>>>>

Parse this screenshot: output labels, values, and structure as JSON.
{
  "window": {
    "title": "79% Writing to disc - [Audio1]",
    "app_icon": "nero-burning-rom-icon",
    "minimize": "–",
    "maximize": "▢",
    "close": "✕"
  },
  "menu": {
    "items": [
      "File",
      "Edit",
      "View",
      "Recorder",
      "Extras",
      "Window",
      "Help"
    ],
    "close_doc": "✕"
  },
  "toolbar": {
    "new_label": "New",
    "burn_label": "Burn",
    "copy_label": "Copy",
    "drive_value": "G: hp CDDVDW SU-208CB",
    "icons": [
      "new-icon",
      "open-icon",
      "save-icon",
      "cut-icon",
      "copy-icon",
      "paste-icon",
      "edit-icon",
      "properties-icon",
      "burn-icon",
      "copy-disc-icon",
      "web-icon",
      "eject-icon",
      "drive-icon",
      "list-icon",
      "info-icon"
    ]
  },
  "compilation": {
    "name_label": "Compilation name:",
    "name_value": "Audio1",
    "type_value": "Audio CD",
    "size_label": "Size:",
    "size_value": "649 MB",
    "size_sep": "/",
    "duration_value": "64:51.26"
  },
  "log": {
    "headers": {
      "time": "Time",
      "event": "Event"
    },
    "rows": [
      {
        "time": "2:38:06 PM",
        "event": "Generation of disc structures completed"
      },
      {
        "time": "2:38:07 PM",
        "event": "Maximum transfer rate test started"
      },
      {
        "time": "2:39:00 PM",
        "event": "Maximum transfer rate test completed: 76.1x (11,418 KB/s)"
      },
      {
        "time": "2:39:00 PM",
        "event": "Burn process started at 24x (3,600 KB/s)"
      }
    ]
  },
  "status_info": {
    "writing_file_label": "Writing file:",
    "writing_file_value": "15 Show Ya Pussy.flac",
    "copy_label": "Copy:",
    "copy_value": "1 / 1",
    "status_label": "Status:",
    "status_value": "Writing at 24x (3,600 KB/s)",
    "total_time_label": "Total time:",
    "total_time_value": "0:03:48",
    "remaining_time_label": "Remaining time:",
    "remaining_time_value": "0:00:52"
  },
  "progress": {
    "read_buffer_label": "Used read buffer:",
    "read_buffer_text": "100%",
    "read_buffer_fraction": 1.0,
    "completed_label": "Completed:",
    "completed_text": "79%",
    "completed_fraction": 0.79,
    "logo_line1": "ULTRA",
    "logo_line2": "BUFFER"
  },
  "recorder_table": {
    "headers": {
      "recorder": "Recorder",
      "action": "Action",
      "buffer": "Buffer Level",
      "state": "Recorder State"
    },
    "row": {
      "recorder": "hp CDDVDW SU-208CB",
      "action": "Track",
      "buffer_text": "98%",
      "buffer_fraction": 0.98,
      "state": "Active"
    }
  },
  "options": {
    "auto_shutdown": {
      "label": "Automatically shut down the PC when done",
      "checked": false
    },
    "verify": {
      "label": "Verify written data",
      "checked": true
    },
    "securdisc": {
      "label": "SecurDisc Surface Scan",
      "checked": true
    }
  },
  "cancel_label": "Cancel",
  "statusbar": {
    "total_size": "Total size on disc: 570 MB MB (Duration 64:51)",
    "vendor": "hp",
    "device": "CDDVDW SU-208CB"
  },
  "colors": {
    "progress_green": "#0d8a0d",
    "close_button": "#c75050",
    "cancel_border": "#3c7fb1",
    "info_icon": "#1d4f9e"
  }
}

<<<<

> Do this: Copy each line of the data above without altering a single character.

> Finished answer:
Parse this screenshot: output labels, values, and structure as JSON.
{
  "window": {
    "title": "79% Writing to disc - [Audio1]",
    "app_icon": "nero-burning-rom-icon",
    "minimize": "–",
    "maximize": "▢",
    "close": "✕"
  },
  "menu": {
    "items": [
      "File",
      "Edit",
      "View",
      "Recorder",
      "Extras",
      "Window",
      "Help"
    ],
    "close_doc": "✕"
  },
  "toolbar": {
    "new_label": "New",
    "burn_label": "Burn",
    "copy_label": "Copy",
    "drive_value": "G: hp CDDVDW SU-208CB",
    "icons": [
      "new-icon",
      "open-icon",
      "save-icon",
      "cut-icon",
      "copy-icon",
      "paste-icon",
      "edit-icon",
      "properties-icon",
      "burn-icon",
      "copy-disc-icon",
      "web-icon",
      "eject-icon",
      "drive-icon",
      "list-icon",
      "info-icon"
    ]
  },
  "compilation": {
    "name_label": "Compilation name:",
    "name_value": "Audio1",
    "type_value": "Audio CD",
    "size_label": "Size:",
    "size_value": "649 MB",
    "size_sep": "/",
    "duration_value": "64:51.26"
  },
  "log": {
    "headers": {
      "time": "Time",
      "event": "Event"
    },
    "rows": [
      {
        "time": "2:38:06 PM",
        "event": "Generation of disc structures completed"
      },
      {
        "time": "2:38:07 PM",
        "event": "Maximum transfer rate test started"
      },
      {
        "time": "2:39:00 PM",
        "event": "Maximum transfer rate test completed: 76.1x (11,418 KB/s)"
      },
      {
        "time": "2:39:00 PM",
        "event": "Burn process started at 24x (3,600 KB/s)"
      }
    ]
  },
  "status_info": {
    "writing_file_label": "Writing file:",
    "writing_file_value": "15 Show Ya Pussy.flac",
    "copy_label": "Copy:",
    "copy_value": "1 / 1",
    "status_label": "Status:",
    "status_value": "Writing at 24x (3,600 KB/s)",
    "total_time_label": "Total time:",
    "total_time_value": "0:03:48",
    "remaining_time_label": "Remaining time:",
    "remaining_time_value": "0:00:52"
  },
  "progress": {
    "read_buffer_label": "Used read buffer:",
    "read_buffer_text": "100%",
    "read_buffer_fraction": 1.0,
    "completed_label": "Completed:",
    "completed_text": "79%",
    "completed_fraction": 0.79,
    "logo_line1": "ULTRA",
    "logo_line2": "BUFFER"
  },
  "recorder_table": {
    "headers": {
      "recorder": "Recorder",
      "action": "Action",
      "buffer": "Buffer Level",
      "state": "Recorder State"
    },
    "row": {
      "recorder": "hp CDDVDW SU-208CB",
      "action": "Track",
      "buffer_text": "98%",
      "buffer_fraction": 0.98,
      "state": "Active"
    }
  },
  "options": {
    "auto_shutdown": {
      "label": "Automatically shut down the PC when done",
      "checked": false
    },
    "verify": {
      "label": "Verify written data",
      "checked": true
    },
    "securdisc": {
      "label": "SecurDisc Surface Scan",
      "checked": true
    }
  },
  "cancel_label": "Cancel",
  "statusbar": {
    "total_size": "Total size on disc: 570 MB MB (Duration 64:51)",
    "vendor": "hp",
    "device": "CDDVDW SU-208CB"
  },
  "colors": {
    "progress_green": "#0d8a0d",
    "close_button": "#c75050",
    "cancel_border": "#3c7fb1",
    "info_icon": "#1d4f9e"
  }
}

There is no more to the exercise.